== Goal ==
Copy the entries below exactly. Images do not belong in the copy.

== Given information ==
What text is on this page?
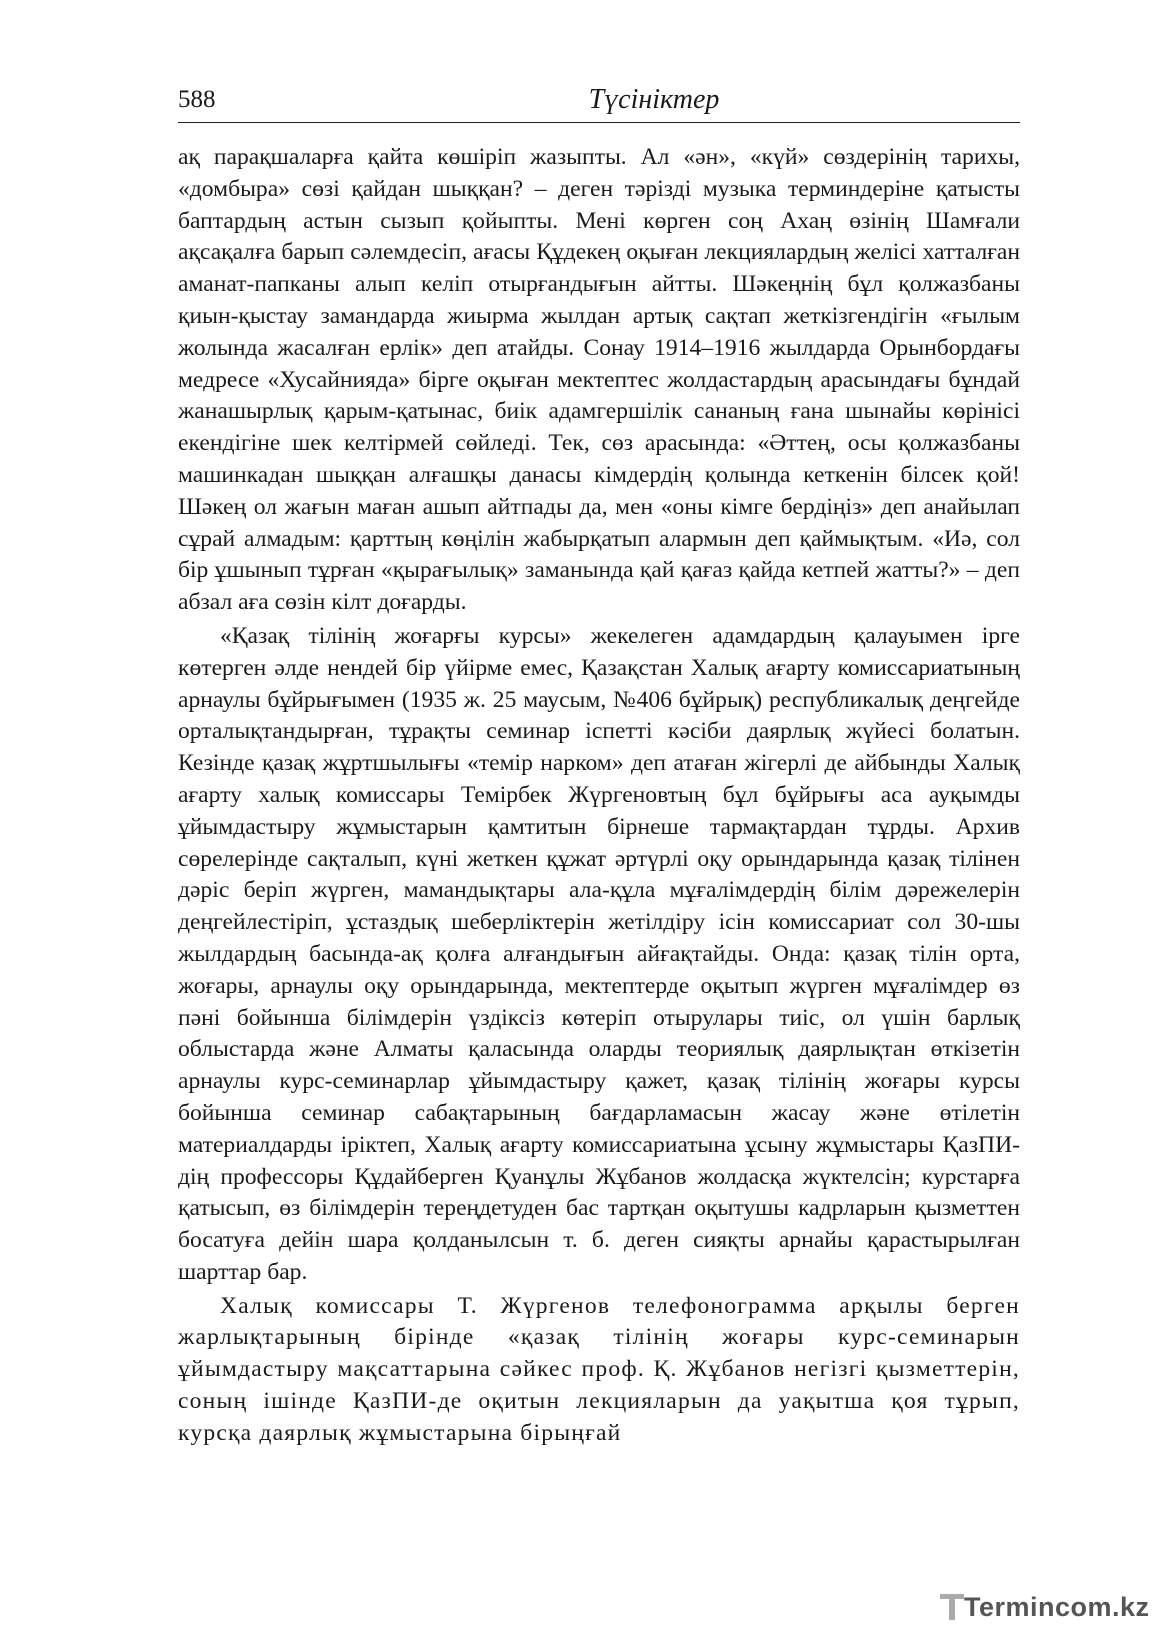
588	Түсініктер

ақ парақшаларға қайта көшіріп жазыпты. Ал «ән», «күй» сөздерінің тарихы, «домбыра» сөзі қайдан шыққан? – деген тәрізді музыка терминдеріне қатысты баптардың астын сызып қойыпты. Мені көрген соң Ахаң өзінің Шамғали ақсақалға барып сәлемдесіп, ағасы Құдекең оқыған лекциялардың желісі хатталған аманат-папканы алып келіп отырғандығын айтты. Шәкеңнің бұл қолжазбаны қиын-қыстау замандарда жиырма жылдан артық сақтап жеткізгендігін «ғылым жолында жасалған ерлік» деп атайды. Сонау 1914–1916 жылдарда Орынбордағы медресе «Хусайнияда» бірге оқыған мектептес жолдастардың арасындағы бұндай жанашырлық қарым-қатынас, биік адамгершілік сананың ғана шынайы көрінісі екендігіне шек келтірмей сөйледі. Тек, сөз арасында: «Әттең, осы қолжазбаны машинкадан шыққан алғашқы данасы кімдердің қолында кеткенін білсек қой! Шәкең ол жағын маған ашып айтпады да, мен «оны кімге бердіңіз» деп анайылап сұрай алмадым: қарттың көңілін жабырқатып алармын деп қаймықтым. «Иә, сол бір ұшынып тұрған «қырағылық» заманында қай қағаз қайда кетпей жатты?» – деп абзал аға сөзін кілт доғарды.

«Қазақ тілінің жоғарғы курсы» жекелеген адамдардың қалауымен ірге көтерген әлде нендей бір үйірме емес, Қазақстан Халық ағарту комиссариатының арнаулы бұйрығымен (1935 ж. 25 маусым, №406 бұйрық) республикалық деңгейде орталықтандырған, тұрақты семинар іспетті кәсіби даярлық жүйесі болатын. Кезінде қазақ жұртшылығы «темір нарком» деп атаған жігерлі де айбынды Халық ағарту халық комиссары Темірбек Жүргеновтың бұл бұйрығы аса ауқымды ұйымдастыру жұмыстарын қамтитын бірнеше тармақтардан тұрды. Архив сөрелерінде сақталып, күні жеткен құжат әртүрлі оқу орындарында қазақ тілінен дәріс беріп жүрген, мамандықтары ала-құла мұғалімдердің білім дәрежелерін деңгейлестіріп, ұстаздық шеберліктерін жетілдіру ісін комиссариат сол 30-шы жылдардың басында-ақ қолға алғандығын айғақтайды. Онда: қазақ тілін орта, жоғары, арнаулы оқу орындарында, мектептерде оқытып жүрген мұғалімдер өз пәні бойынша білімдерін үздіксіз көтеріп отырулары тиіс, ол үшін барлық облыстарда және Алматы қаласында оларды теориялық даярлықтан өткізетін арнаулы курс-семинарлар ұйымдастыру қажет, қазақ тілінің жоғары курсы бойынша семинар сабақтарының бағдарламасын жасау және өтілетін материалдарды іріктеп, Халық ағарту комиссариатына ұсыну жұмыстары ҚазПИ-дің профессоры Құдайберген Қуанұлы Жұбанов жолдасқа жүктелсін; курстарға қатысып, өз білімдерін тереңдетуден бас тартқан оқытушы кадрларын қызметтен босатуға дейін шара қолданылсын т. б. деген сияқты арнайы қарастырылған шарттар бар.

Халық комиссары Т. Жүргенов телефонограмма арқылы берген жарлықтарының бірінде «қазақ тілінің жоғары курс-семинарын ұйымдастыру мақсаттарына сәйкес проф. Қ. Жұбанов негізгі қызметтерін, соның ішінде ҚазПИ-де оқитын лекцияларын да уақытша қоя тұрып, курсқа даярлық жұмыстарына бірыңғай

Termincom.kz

== Output for this task ==
What text is on this page?
588	Түсініктер

ақ парақшаларға қайта көшіріп жазыпты. Ал «ән», «күй» сөздерінің тарихы, «домбыра» сөзі қайдан шыққан? – деген тәрізді музыка терминдеріне қатысты баптардың астын сызып қойыпты. Мені көрген соң Ахаң өзінің Шамғали ақсақалға барып сәлемдесіп, ағасы Құдекең оқыған лекциялардың желісі хатталған аманат-папканы алып келіп отырғандығын айтты. Шәкеңнің бұл қолжазбаны қиын-қыстау замандарда жиырма жылдан артық сақтап жеткізгендігін «ғылым жолында жасалған ерлік» деп атайды. Сонау 1914–1916 жылдарда Орынбордағы медресе «Хусайнияда» бірге оқыған мектептес жолдастардың арасындағы бұндай жанашырлық қарым-қатынас, биік адамгершілік сананың ғана шынайы көрінісі екендігіне шек келтірмей сөйледі. Тек, сөз арасында: «Әттең, осы қолжазбаны машинкадан шыққан алғашқы данасы кімдердің қолында кеткенін білсек қой! Шәкең ол жағын маған ашып айтпады да, мен «оны кімге бердіңіз» деп анайылап сұрай алмадым: қарттың көңілін жабырқатып алармын деп қаймықтым. «Иә, сол бір ұшынып тұрған «қырағылық» заманында қай қағаз қайда кетпей жатты?» – деп абзал аға сөзін кілт доғарды.

«Қазақ тілінің жоғарғы курсы» жекелеген адамдардың қалауымен ірге көтерген әлде нендей бір үйірме емес, Қазақстан Халық ағарту комиссариатының арнаулы бұйрығымен (1935 ж. 25 маусым, №406 бұйрық) республикалық деңгейде орталықтандырған, тұрақты семинар іспетті кәсіби даярлық жүйесі болатын. Кезінде қазақ жұртшылығы «темір нарком» деп атаған жігерлі де айбынды Халық ағарту халық комиссары Темірбек Жүргеновтың бұл бұйрығы аса ауқымды ұйымдастыру жұмыстарын қамтитын бірнеше тармақтардан тұрды. Архив сөрелерінде сақталып, күні жеткен құжат әртүрлі оқу орындарында қазақ тілінен дәріс беріп жүрген, мамандықтары ала-құла мұғалімдердің білім дәрежелерін деңгейлестіріп, ұстаздық шеберліктерін жетілдіру ісін комиссариат сол 30-шы жылдардың басында-ақ қолға алғандығын айғақтайды. Онда: қазақ тілін орта, жоғары, арнаулы оқу орындарында, мектептерде оқытып жүрген мұғалімдер өз пәні бойынша білімдерін үздіксіз көтеріп отырулары тиіс, ол үшін барлық облыстарда және Алматы қаласында оларды теориялық даярлықтан өткізетін арнаулы курс-семинарлар ұйымдастыру қажет, қазақ тілінің жоғары курсы бойынша семинар сабақтарының бағдарламасын жасау және өтілетін материалдарды іріктеп, Халық ағарту комиссариатына ұсыну жұмыстары ҚазПИ-дің профессоры Құдайберген Қуанұлы Жұбанов жолдасқа жүктелсін; курстарға қатысып, өз білімдерін тереңдетуден бас тартқан оқытушы кадрларын қызметтен босатуға дейін шара қолданылсын т. б. деген сияқты арнайы қарастырылған шарттар бар.

Халық комиссары Т. Жүргенов телефонограмма арқылы берген жарлықтарының бірінде «қазақ тілінің жоғары курс-семинарын ұйымдастыру мақсаттарына сәйкес проф. Қ. Жұбанов негізгі қызметтерін, соның ішінде ҚазПИ-де оқитын лекцияларын да уақытша қоя тұрып, курсқа даярлық жұмыстарына бірыңғай

Termincom.kz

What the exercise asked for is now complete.